>> START STORED ROWS

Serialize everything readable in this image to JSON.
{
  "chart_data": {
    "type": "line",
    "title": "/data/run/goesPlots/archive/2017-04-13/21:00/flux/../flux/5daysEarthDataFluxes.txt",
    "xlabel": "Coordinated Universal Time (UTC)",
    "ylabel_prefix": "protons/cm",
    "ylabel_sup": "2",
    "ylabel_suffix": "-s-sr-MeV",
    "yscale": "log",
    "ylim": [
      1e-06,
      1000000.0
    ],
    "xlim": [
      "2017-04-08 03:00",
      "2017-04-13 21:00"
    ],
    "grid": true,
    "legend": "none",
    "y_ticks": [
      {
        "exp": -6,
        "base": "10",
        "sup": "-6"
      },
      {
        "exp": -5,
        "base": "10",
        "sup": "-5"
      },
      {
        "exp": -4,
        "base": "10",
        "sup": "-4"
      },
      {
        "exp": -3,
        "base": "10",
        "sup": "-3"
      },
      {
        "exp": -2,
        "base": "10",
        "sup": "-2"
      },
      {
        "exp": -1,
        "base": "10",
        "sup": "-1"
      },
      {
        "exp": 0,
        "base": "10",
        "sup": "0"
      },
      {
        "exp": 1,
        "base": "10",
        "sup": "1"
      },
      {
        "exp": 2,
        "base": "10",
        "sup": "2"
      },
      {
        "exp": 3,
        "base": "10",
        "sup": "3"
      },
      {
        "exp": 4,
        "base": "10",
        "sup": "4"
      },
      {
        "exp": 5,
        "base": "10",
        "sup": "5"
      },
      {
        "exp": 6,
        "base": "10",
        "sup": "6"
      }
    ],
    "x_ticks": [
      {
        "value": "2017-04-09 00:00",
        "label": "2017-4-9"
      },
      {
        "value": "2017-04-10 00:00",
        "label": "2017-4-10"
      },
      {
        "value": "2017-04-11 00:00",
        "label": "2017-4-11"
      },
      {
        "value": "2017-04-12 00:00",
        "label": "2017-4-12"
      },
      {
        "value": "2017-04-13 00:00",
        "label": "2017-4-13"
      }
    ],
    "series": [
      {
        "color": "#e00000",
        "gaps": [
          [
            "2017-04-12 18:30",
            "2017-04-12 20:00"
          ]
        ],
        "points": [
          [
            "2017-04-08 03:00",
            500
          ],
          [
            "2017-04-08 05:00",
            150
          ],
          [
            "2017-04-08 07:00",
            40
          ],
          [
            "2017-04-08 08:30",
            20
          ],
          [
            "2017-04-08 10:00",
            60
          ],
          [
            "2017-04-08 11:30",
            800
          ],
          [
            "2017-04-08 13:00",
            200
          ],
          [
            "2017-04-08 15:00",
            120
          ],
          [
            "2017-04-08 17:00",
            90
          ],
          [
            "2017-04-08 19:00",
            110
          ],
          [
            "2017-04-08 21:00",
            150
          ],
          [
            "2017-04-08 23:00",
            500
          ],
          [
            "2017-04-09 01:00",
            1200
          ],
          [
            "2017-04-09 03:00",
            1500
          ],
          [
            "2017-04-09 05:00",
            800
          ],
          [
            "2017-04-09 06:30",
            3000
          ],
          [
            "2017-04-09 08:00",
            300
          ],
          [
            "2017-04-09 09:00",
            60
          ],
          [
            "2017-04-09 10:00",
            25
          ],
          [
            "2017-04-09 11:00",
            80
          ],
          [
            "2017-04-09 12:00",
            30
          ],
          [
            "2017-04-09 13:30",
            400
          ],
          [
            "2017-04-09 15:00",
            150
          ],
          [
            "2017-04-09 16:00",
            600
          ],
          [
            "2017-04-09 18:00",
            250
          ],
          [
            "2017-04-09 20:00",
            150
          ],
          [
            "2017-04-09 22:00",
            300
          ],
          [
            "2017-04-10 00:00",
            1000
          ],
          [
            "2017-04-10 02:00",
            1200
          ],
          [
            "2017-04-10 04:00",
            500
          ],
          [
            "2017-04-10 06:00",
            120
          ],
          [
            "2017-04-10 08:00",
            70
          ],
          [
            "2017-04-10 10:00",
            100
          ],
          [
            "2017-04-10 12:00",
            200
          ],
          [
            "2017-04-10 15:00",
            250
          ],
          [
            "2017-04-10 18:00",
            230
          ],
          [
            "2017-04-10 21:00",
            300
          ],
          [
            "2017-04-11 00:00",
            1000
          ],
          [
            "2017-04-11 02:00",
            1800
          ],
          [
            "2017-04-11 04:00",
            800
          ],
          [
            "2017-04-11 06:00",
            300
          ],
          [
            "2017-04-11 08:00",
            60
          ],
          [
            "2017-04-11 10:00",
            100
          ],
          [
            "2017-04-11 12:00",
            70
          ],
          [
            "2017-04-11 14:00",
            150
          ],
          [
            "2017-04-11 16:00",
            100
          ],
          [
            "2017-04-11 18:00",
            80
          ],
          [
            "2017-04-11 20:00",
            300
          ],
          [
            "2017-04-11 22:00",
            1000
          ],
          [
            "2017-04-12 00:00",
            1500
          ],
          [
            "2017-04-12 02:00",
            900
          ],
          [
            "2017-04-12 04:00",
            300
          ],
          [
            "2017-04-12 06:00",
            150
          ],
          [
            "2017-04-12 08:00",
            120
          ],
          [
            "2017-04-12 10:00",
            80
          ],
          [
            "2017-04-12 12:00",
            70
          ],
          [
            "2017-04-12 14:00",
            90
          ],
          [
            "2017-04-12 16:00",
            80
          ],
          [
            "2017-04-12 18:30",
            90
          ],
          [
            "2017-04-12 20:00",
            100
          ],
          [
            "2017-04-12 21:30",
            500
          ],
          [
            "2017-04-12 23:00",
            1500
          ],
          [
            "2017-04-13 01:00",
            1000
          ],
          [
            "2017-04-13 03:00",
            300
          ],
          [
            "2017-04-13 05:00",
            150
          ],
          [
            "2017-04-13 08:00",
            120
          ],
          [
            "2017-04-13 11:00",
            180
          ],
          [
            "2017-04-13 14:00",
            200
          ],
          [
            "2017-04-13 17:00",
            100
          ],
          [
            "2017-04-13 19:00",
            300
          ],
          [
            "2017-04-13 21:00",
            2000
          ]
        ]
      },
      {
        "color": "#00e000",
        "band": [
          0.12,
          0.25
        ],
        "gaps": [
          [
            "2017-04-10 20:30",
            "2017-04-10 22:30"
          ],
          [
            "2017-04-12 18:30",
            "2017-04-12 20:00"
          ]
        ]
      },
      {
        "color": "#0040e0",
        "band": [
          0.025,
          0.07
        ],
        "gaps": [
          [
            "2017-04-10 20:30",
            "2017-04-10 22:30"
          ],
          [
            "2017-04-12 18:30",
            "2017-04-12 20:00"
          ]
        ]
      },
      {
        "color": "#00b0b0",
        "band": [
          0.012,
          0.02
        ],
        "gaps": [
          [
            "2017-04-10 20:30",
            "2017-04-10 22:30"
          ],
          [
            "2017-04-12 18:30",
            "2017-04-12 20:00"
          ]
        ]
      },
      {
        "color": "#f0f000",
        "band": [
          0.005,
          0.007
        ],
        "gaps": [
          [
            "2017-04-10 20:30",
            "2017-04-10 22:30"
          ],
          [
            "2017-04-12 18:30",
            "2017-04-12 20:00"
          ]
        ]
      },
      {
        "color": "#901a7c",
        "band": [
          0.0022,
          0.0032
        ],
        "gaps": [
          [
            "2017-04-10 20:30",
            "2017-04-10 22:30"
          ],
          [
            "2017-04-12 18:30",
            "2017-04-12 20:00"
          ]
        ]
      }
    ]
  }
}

>> END STORED ROWS

→ PROBLEM REQUIREMENTS
Exactly as they are written, print the entries again.

→ OUTPUT
Serialize everything readable in this image to JSON.
{
  "chart_data": {
    "type": "line",
    "title": "/data/run/goesPlots/archive/2017-04-13/21:00/flux/../flux/5daysEarthDataFluxes.txt",
    "xlabel": "Coordinated Universal Time (UTC)",
    "ylabel_prefix": "protons/cm",
    "ylabel_sup": "2",
    "ylabel_suffix": "-s-sr-MeV",
    "yscale": "log",
    "ylim": [
      1e-06,
      1000000.0
    ],
    "xlim": [
      "2017-04-08 03:00",
      "2017-04-13 21:00"
    ],
    "grid": true,
    "legend": "none",
    "y_ticks": [
      {
        "exp": -6,
        "base": "10",
        "sup": "-6"
      },
      {
        "exp": -5,
        "base": "10",
        "sup": "-5"
      },
      {
        "exp": -4,
        "base": "10",
        "sup": "-4"
      },
      {
        "exp": -3,
        "base": "10",
        "sup": "-3"
      },
      {
        "exp": -2,
        "base": "10",
        "sup": "-2"
      },
      {
        "exp": -1,
        "base": "10",
        "sup": "-1"
      },
      {
        "exp": 0,
        "base": "10",
        "sup": "0"
      },
      {
        "exp": 1,
        "base": "10",
        "sup": "1"
      },
      {
        "exp": 2,
        "base": "10",
        "sup": "2"
      },
      {
        "exp": 3,
        "base": "10",
        "sup": "3"
      },
      {
        "exp": 4,
        "base": "10",
        "sup": "4"
      },
      {
        "exp": 5,
        "base": "10",
        "sup": "5"
      },
      {
        "exp": 6,
        "base": "10",
        "sup": "6"
      }
    ],
    "x_ticks": [
      {
        "value": "2017-04-09 00:00",
        "label": "2017-4-9"
      },
      {
        "value": "2017-04-10 00:00",
        "label": "2017-4-10"
      },
      {
        "value": "2017-04-11 00:00",
        "label": "2017-4-11"
      },
      {
        "value": "2017-04-12 00:00",
        "label": "2017-4-12"
      },
      {
        "value": "2017-04-13 00:00",
        "label": "2017-4-13"
      }
    ],
    "series": [
      {
        "color": "#e00000",
        "gaps": [
          [
            "2017-04-12 18:30",
            "2017-04-12 20:00"
          ]
        ],
        "points": [
          [
            "2017-04-08 03:00",
            500
          ],
          [
            "2017-04-08 05:00",
            150
          ],
          [
            "2017-04-08 07:00",
            40
          ],
          [
            "2017-04-08 08:30",
            20
          ],
          [
            "2017-04-08 10:00",
            60
          ],
          [
            "2017-04-08 11:30",
            800
          ],
          [
            "2017-04-08 13:00",
            200
          ],
          [
            "2017-04-08 15:00",
            120
          ],
          [
            "2017-04-08 17:00",
            90
          ],
          [
            "2017-04-08 19:00",
            110
          ],
          [
            "2017-04-08 21:00",
            150
          ],
          [
            "2017-04-08 23:00",
            500
          ],
          [
            "2017-04-09 01:00",
            1200
          ],
          [
            "2017-04-09 03:00",
            1500
          ],
          [
            "2017-04-09 05:00",
            800
          ],
          [
            "2017-04-09 06:30",
            3000
          ],
          [
            "2017-04-09 08:00",
            300
          ],
          [
            "2017-04-09 09:00",
            60
          ],
          [
            "2017-04-09 10:00",
            25
          ],
          [
            "2017-04-09 11:00",
            80
          ],
          [
            "2017-04-09 12:00",
            30
          ],
          [
            "2017-04-09 13:30",
            400
          ],
          [
            "2017-04-09 15:00",
            150
          ],
          [
            "2017-04-09 16:00",
            600
          ],
          [
            "2017-04-09 18:00",
            250
          ],
          [
            "2017-04-09 20:00",
            150
          ],
          [
            "2017-04-09 22:00",
            300
          ],
          [
            "2017-04-10 00:00",
            1000
          ],
          [
            "2017-04-10 02:00",
            1200
          ],
          [
            "2017-04-10 04:00",
            500
          ],
          [
            "2017-04-10 06:00",
            120
          ],
          [
            "2017-04-10 08:00",
            70
          ],
          [
            "2017-04-10 10:00",
            100
          ],
          [
            "2017-04-10 12:00",
            200
          ],
          [
            "2017-04-10 15:00",
            250
          ],
          [
            "2017-04-10 18:00",
            230
          ],
          [
            "2017-04-10 21:00",
            300
          ],
          [
            "2017-04-11 00:00",
            1000
          ],
          [
            "2017-04-11 02:00",
            1800
          ],
          [
            "2017-04-11 04:00",
            800
          ],
          [
            "2017-04-11 06:00",
            300
          ],
          [
            "2017-04-11 08:00",
            60
          ],
          [
            "2017-04-11 10:00",
            100
          ],
          [
            "2017-04-11 12:00",
            70
          ],
          [
            "2017-04-11 14:00",
            150
          ],
          [
            "2017-04-11 16:00",
            100
          ],
          [
            "2017-04-11 18:00",
            80
          ],
          [
            "2017-04-11 20:00",
            300
          ],
          [
            "2017-04-11 22:00",
            1000
          ],
          [
            "2017-04-12 00:00",
            1500
          ],
          [
            "2017-04-12 02:00",
            900
          ],
          [
            "2017-04-12 04:00",
            300
          ],
          [
            "2017-04-12 06:00",
            150
          ],
          [
            "2017-04-12 08:00",
            120
          ],
          [
            "2017-04-12 10:00",
            80
          ],
          [
            "2017-04-12 12:00",
            70
          ],
          [
            "2017-04-12 14:00",
            90
          ],
          [
            "2017-04-12 16:00",
            80
          ],
          [
            "2017-04-12 18:30",
            90
          ],
          [
            "2017-04-12 20:00",
            100
          ],
          [
            "2017-04-12 21:30",
            500
          ],
          [
            "2017-04-12 23:00",
            1500
          ],
          [
            "2017-04-13 01:00",
            1000
          ],
          [
            "2017-04-13 03:00",
            300
          ],
          [
            "2017-04-13 05:00",
            150
          ],
          [
            "2017-04-13 08:00",
            120
          ],
          [
            "2017-04-13 11:00",
            180
          ],
          [
            "2017-04-13 14:00",
            200
          ],
          [
            "2017-04-13 17:00",
            100
          ],
          [
            "2017-04-13 19:00",
            300
          ],
          [
            "2017-04-13 21:00",
            2000
          ]
        ]
      },
      {
        "color": "#00e000",
        "band": [
          0.12,
          0.25
        ],
        "gaps": [
          [
            "2017-04-10 20:30",
            "2017-04-10 22:30"
          ],
          [
            "2017-04-12 18:30",
            "2017-04-12 20:00"
          ]
        ]
      },
      {
        "color": "#0040e0",
        "band": [
          0.025,
          0.07
        ],
        "gaps": [
          [
            "2017-04-10 20:30",
            "2017-04-10 22:30"
          ],
          [
            "2017-04-12 18:30",
            "2017-04-12 20:00"
          ]
        ]
      },
      {
        "color": "#00b0b0",
        "band": [
          0.012,
          0.02
        ],
        "gaps": [
          [
            "2017-04-10 20:30",
            "2017-04-10 22:30"
          ],
          [
            "2017-04-12 18:30",
            "2017-04-12 20:00"
          ]
        ]
      },
      {
        "color": "#f0f000",
        "band": [
          0.005,
          0.007
        ],
        "gaps": [
          [
            "2017-04-10 20:30",
            "2017-04-10 22:30"
          ],
          [
            "2017-04-12 18:30",
            "2017-04-12 20:00"
          ]
        ]
      },
      {
        "color": "#901a7c",
        "band": [
          0.0022,
          0.0032
        ],
        "gaps": [
          [
            "2017-04-10 20:30",
            "2017-04-10 22:30"
          ],
          [
            "2017-04-12 18:30",
            "2017-04-12 20:00"
          ]
        ]
      }
    ]
  }
}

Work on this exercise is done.